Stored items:
--------------------------------
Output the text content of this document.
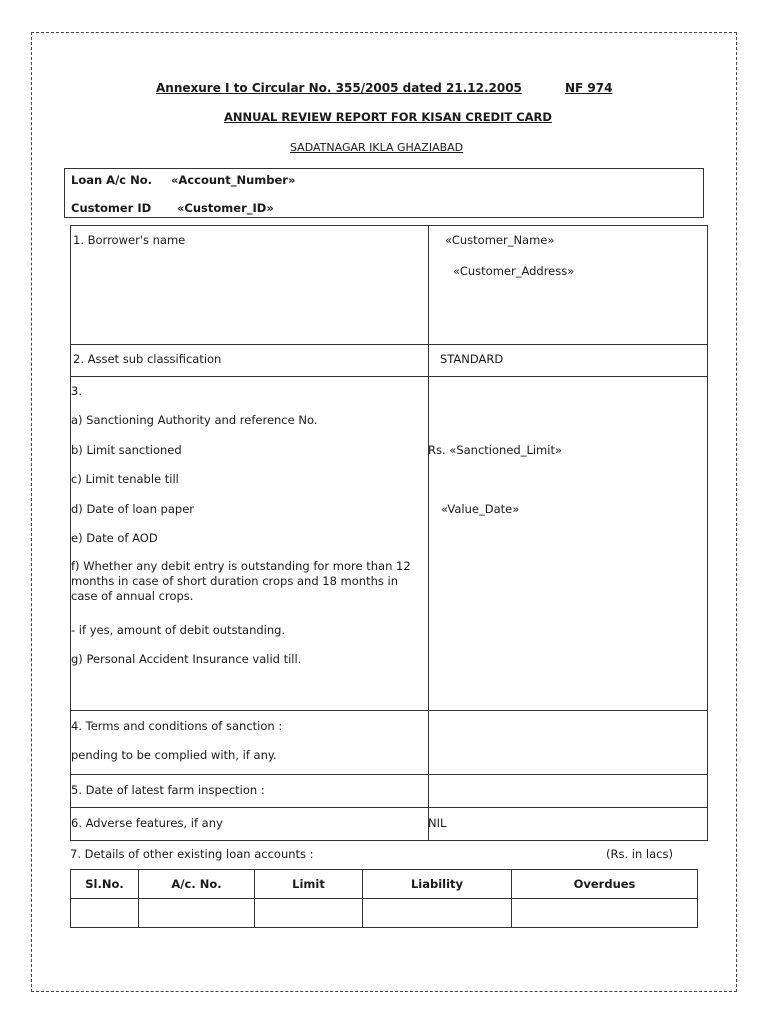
Annexure I to Circular No. 355/2005 dated 21.12.2005	NF 974
ANNUAL REVIEW REPORT FOR KISAN CREDIT CARD
SADATNAGAR IKLA GHAZIABAD
Loan A/c No. «Account_Number»
Customer ID «Customer_ID»
1. Borrower's name	«Customer_Name»
«Customer_Address»
2. Asset sub classification	STANDARD
3.
a) Sanctioning Authority and reference No.
b) Limit sanctioned	Rs. «Sanctioned_Limit»
c) Limit tenable till
d) Date of loan paper	«Value_Date»
e) Date of AOD
f) Whether any debit entry is outstanding for more than 12 months in case of short duration crops and 18 months in case of annual crops.
- if yes, amount of debit outstanding.
g) Personal Accident Insurance valid till.
4. Terms and conditions of sanction :
pending to be complied with, if any.
5. Date of latest farm inspection :
6. Adverse features, if any	NIL
7. Details of other existing loan accounts :	(Rs. in lacs)
Sl.No.	A/c. No.	Limit	Liability	Overdues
--------------------------------
Aim of the task: Of all the lines in the material above, how many contain the word "debit"? Give only the count.

Solution to the problem: 2